● STATED EXERCISE
Scan the data. Collect each line that contains the word "JSON".

::::

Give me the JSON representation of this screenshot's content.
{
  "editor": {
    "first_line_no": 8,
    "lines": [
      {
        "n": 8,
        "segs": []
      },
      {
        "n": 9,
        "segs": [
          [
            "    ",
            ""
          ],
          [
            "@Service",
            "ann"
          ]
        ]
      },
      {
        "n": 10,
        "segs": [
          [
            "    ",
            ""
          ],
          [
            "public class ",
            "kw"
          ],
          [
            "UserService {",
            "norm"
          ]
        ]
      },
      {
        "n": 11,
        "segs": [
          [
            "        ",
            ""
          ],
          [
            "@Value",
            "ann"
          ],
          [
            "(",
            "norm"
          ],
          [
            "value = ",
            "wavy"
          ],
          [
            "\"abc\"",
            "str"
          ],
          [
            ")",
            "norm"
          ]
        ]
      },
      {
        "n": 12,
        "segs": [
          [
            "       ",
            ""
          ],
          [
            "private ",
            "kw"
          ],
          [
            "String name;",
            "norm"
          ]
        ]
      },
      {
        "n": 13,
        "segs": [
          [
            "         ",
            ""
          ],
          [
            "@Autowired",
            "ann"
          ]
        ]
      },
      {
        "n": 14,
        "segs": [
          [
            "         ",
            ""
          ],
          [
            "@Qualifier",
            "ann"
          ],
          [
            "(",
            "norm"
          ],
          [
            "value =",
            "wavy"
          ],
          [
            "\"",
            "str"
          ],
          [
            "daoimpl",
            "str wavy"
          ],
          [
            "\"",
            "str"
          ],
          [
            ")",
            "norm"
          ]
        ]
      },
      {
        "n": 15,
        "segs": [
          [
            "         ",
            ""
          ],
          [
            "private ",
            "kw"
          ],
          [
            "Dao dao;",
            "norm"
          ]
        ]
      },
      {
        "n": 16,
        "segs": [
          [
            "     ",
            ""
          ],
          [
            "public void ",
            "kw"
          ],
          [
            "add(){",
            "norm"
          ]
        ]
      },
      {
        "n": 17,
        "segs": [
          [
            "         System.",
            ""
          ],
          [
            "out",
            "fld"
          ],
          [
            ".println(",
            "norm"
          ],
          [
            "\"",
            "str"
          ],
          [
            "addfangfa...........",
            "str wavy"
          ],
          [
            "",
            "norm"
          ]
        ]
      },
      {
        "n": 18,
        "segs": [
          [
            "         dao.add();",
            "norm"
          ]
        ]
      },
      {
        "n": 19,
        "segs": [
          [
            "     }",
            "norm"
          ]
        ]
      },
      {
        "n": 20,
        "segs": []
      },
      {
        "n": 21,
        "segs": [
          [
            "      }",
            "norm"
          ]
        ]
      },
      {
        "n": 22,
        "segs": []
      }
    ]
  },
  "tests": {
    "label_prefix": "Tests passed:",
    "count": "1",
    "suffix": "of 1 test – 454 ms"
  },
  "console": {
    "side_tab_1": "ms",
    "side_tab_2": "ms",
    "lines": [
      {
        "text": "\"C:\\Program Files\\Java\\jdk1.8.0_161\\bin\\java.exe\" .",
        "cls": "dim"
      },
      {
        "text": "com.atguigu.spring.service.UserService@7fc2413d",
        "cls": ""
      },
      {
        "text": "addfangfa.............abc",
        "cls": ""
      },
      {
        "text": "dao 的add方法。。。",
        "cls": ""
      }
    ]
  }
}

::::

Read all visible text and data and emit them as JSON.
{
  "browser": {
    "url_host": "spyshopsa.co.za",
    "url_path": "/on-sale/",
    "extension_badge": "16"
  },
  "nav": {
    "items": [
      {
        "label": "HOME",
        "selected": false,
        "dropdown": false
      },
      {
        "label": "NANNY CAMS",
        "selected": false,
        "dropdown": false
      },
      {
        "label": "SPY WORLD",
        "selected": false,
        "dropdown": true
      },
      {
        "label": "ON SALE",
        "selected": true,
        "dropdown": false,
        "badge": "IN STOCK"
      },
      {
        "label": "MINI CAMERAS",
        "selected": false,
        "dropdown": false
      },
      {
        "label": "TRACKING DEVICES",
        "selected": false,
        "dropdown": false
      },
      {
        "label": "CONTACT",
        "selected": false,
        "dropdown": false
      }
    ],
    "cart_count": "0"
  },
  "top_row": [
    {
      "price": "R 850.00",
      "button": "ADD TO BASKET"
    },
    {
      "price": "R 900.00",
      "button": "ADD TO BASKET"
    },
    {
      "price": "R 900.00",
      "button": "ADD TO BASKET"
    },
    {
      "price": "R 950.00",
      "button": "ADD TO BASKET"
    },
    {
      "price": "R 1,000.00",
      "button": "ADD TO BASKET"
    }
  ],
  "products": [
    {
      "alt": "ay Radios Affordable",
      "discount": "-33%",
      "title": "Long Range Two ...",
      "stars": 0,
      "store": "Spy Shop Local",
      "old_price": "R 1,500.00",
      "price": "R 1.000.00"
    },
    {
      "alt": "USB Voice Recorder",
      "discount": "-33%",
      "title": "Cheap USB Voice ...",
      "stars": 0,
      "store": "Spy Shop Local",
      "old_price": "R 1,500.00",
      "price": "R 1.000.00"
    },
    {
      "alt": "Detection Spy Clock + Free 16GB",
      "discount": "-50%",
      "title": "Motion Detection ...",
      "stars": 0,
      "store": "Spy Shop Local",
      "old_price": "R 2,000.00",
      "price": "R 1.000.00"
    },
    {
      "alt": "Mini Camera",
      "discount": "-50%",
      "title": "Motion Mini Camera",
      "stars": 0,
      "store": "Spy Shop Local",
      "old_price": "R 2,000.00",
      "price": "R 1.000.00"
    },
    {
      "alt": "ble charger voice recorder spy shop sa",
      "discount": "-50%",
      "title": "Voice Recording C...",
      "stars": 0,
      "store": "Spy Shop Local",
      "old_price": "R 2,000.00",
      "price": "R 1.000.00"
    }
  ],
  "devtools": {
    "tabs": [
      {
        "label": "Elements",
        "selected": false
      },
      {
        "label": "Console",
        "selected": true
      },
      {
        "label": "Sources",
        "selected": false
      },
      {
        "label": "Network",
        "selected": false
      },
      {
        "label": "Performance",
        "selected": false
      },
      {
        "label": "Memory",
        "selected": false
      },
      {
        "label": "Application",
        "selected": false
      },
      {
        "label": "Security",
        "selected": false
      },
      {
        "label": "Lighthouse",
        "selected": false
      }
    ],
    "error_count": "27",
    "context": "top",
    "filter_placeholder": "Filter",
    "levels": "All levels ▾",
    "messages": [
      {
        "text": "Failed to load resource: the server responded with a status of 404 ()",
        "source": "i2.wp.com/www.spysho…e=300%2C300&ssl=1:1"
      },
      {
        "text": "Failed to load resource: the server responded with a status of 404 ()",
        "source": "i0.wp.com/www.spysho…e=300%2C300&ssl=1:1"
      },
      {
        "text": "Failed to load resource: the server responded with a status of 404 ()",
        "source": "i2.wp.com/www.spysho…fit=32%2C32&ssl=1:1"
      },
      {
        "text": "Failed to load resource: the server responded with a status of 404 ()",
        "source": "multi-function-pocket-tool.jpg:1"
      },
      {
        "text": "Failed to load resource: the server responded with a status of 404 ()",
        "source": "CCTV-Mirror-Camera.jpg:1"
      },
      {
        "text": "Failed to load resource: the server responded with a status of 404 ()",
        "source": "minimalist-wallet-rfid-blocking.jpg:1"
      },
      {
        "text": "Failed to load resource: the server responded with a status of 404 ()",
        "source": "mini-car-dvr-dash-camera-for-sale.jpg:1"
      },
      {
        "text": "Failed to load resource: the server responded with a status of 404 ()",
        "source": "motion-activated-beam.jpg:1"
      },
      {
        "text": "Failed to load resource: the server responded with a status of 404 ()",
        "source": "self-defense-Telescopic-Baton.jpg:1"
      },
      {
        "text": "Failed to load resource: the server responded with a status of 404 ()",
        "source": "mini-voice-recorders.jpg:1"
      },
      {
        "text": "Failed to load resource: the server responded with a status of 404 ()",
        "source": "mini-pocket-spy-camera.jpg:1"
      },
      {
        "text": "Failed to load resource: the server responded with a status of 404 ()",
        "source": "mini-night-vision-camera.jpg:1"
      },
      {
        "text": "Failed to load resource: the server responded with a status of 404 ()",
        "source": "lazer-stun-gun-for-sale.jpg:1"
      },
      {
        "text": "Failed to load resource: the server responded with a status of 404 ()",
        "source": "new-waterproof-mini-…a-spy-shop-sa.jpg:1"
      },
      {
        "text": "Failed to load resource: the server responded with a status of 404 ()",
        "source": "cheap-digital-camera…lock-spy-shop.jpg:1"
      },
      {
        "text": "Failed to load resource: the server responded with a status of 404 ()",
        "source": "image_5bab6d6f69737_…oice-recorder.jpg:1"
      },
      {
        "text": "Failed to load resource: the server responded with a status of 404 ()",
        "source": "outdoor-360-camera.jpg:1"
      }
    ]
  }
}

::::

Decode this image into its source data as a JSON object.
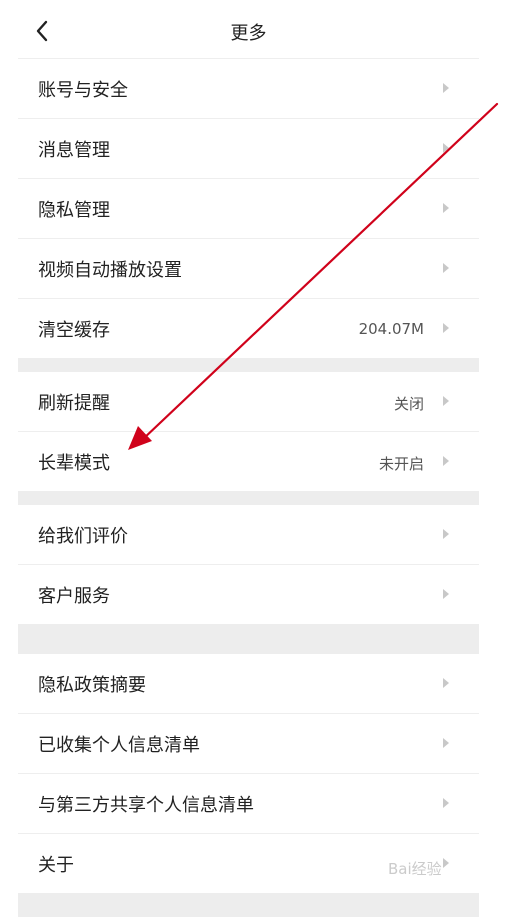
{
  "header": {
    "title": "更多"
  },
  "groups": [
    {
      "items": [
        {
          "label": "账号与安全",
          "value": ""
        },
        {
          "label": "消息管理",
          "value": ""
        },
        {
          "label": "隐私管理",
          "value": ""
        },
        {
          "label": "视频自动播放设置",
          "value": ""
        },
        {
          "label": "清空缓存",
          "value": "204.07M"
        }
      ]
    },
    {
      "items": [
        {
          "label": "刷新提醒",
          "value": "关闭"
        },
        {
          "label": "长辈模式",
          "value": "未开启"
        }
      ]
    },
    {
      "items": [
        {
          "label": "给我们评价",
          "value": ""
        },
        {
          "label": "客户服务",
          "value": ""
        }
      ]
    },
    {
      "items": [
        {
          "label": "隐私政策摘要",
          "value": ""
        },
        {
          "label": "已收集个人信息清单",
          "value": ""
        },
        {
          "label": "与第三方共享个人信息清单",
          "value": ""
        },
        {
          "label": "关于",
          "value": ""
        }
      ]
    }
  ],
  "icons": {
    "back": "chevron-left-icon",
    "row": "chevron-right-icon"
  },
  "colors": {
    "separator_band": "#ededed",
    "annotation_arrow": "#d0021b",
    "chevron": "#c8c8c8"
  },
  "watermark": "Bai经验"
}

::::

● RESULT
Give me the JSON representation of this screenshot's content.
Read all visible text and data and emit them as JSON.
Decode this image into its source data as a JSON object.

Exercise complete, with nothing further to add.